Extracto de origen:
==============================

Me quedé enganchado con una frase que el músico Ben Harper atribuía ayer, en el dominical de El País, nada menos que a Kurt Cobain: “Prefiero que la gente me odie por ser quien soy a que me ame por lo que no soy”. No puedo estar más de acuerdo, pero tampoco se me escapa la tremenda dificultad que entraña atenerse a este código: para que la gente pueda llegar a odiarnos o a amarnos por ser quienes somos, lo primero que debemos hacer es tenerlo claro. Y la definición de la propia identidad, que solemos dar por sentada, es por el contrario una tarea prolongada, ardua y seguramente interminable; quizás nunca lo haya sido más que en estos tiempos, tan generosos a la hora de vendernos máscaras con que disimular nuestros rostros desprovistos de rasgos.

==============================

Consigna 1:
Reproduzca literalmente el tramo del extracto que va desde "Me quedé enganchado" hasta "desprovistos de rasgos.".
El extracto y el listado constituyen materiales independientes entre sí.

==============================

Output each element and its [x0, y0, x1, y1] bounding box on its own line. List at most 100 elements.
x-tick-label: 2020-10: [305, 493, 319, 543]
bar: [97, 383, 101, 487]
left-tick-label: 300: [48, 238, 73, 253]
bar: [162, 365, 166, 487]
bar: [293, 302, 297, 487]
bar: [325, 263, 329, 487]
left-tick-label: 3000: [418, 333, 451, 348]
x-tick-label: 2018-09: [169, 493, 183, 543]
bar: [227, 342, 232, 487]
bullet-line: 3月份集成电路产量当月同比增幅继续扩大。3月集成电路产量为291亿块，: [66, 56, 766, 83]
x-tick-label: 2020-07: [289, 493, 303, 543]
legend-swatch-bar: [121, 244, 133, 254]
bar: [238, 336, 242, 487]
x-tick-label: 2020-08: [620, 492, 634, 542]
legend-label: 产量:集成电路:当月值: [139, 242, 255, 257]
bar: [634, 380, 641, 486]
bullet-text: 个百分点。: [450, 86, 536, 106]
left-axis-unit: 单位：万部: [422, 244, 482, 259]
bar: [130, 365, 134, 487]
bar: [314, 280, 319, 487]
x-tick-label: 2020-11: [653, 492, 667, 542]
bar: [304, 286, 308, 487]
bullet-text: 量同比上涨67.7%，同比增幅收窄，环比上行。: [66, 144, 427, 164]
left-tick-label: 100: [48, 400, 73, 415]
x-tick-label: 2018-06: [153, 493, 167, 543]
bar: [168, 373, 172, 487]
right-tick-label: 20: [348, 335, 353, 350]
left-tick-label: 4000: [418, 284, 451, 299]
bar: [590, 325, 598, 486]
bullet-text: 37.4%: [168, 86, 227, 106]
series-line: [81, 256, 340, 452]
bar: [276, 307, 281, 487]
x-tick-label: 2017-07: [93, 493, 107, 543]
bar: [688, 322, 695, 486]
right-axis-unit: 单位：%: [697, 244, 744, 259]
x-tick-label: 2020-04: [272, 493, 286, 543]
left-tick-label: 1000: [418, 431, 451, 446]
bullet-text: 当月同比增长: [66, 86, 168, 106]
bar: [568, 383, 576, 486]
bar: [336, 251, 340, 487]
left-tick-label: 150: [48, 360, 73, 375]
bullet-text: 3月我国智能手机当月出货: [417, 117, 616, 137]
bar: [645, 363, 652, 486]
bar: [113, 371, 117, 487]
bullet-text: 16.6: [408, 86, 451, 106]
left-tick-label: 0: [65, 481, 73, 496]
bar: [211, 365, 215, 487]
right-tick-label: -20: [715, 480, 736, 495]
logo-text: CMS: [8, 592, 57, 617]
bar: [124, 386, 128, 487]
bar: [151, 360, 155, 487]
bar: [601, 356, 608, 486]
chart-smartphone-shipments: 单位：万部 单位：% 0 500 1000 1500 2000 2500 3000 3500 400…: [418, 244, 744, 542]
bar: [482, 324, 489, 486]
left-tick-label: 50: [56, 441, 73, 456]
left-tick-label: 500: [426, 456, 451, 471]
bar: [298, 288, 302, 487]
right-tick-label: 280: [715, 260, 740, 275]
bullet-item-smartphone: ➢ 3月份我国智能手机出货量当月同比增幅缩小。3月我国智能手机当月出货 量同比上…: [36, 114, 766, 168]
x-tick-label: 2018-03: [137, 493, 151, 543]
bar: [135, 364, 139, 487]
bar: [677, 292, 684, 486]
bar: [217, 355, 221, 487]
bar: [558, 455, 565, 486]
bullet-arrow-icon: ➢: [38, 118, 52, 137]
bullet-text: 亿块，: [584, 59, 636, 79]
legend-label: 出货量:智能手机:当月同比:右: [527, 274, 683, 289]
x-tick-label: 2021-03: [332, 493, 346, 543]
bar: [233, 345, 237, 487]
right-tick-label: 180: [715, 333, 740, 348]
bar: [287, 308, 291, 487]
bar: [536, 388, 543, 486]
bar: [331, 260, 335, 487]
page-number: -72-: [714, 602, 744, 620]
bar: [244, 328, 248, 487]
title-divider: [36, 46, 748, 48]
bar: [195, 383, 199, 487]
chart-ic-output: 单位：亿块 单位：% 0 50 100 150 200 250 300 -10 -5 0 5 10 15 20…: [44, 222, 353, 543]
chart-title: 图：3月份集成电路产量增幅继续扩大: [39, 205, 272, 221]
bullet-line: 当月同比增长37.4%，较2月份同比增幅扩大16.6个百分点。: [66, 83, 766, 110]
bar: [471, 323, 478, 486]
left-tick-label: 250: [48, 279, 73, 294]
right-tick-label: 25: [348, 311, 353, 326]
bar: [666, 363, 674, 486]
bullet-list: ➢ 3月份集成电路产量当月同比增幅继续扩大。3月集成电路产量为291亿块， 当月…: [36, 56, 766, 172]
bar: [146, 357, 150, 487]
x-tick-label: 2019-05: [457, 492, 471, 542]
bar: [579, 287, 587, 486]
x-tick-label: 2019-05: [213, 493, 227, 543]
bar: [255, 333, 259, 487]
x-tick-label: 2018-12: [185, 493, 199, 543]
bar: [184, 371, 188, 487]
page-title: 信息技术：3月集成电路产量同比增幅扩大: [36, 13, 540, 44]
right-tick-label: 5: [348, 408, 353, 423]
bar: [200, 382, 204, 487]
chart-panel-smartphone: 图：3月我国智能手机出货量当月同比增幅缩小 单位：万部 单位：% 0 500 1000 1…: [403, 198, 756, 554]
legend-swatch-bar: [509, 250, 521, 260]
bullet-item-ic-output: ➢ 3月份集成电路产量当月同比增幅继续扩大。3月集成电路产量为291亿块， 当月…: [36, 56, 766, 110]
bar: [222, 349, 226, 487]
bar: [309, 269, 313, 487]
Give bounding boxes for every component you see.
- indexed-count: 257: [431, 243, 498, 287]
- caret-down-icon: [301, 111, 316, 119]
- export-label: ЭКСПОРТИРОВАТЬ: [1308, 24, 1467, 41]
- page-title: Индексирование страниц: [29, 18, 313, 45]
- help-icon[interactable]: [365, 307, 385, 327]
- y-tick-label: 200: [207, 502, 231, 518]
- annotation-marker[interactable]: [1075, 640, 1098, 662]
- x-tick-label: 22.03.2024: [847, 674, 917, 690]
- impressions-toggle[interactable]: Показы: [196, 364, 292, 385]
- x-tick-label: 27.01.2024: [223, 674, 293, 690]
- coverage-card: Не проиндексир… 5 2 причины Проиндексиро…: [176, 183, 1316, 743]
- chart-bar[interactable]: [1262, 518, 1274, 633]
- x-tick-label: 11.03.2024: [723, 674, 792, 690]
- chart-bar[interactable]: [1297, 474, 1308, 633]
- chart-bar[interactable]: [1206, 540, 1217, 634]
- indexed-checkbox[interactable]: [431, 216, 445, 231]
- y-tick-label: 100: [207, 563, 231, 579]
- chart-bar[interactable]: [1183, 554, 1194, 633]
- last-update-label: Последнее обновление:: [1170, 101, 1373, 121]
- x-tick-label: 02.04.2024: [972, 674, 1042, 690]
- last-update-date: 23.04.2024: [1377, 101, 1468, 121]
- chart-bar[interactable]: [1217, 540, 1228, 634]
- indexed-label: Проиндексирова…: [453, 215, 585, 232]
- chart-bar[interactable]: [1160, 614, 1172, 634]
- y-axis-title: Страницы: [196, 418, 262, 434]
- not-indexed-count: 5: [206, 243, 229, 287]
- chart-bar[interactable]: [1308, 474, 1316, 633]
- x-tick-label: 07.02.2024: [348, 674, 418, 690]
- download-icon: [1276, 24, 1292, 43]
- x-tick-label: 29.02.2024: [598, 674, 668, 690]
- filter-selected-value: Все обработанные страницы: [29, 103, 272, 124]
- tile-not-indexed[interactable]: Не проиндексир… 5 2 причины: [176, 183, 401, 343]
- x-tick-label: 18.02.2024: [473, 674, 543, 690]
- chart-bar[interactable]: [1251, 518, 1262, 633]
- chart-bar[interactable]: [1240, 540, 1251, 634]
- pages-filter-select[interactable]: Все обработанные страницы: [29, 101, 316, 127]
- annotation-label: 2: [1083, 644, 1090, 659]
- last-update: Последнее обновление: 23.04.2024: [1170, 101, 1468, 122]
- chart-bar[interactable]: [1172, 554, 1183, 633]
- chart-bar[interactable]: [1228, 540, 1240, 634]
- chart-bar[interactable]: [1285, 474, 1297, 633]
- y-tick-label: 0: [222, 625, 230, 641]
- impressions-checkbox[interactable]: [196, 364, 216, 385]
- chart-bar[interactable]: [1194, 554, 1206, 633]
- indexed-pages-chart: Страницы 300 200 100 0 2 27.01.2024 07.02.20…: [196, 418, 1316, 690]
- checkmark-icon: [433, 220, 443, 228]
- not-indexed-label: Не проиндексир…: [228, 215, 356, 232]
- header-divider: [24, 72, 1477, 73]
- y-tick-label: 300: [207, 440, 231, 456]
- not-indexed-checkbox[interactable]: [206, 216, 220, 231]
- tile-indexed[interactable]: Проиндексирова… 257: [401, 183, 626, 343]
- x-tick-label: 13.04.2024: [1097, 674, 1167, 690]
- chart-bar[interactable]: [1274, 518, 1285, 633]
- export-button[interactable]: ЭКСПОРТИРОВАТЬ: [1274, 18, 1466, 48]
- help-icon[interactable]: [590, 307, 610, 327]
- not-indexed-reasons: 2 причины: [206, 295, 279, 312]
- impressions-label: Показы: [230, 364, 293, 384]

==============================

Consigna 2:
En el listado, tome el tramo que va desde su primera línea hasta la línea que contiene "56, 766, 83]", ambas incluidas. Sustituya en él "x-tick-label" por "x-axis-label", sin alterar nada más, y entregue únicamente esas líneas.

Respuesta completa 1:
Me quedé enganchado con una frase que el músico Ben Harper atribuía ayer, en el dominical de El País, nada menos que a Kurt Cobain: “Prefiero que la gente me odie por ser quien soy a que me ame por lo que no soy”. No puedo estar más de acuerdo, pero tampoco se me escapa la tremenda dificultad que entraña atenerse a este código: para que la gente pueda llegar a odiarnos o a amarnos por ser quienes somos, lo primero que debemos hacer es tenerlo claro. Y la definición de la propia identidad, que solemos dar por sentada, es por el contrario una tarea prolongada, ardua y seguramente interminable; quizás nunca lo haya sido más que en estos tiempos, tan generosos a la hora de vendernos máscaras con que disimular nuestros rostros desprovistos de rasgos.

Respuesta completa 2:
Output each element and its [x0, y0, x1, y1] bounding box on its own line. List at most 100 elements.
x-axis-label: 2020-10: [305, 493, 319, 543]
bar: [97, 383, 101, 487]
left-tick-label: 300: [48, 238, 73, 253]
bar: [162, 365, 166, 487]
bar: [293, 302, 297, 487]
bar: [325, 263, 329, 487]
left-tick-label: 3000: [418, 333, 451, 348]
x-axis-label: 2018-09: [169, 493, 183, 543]
bar: [227, 342, 232, 487]
bullet-line: 3月份集成电路产量当月同比增幅继续扩大。3月集成电路产量为291亿块，: [66, 56, 766, 83]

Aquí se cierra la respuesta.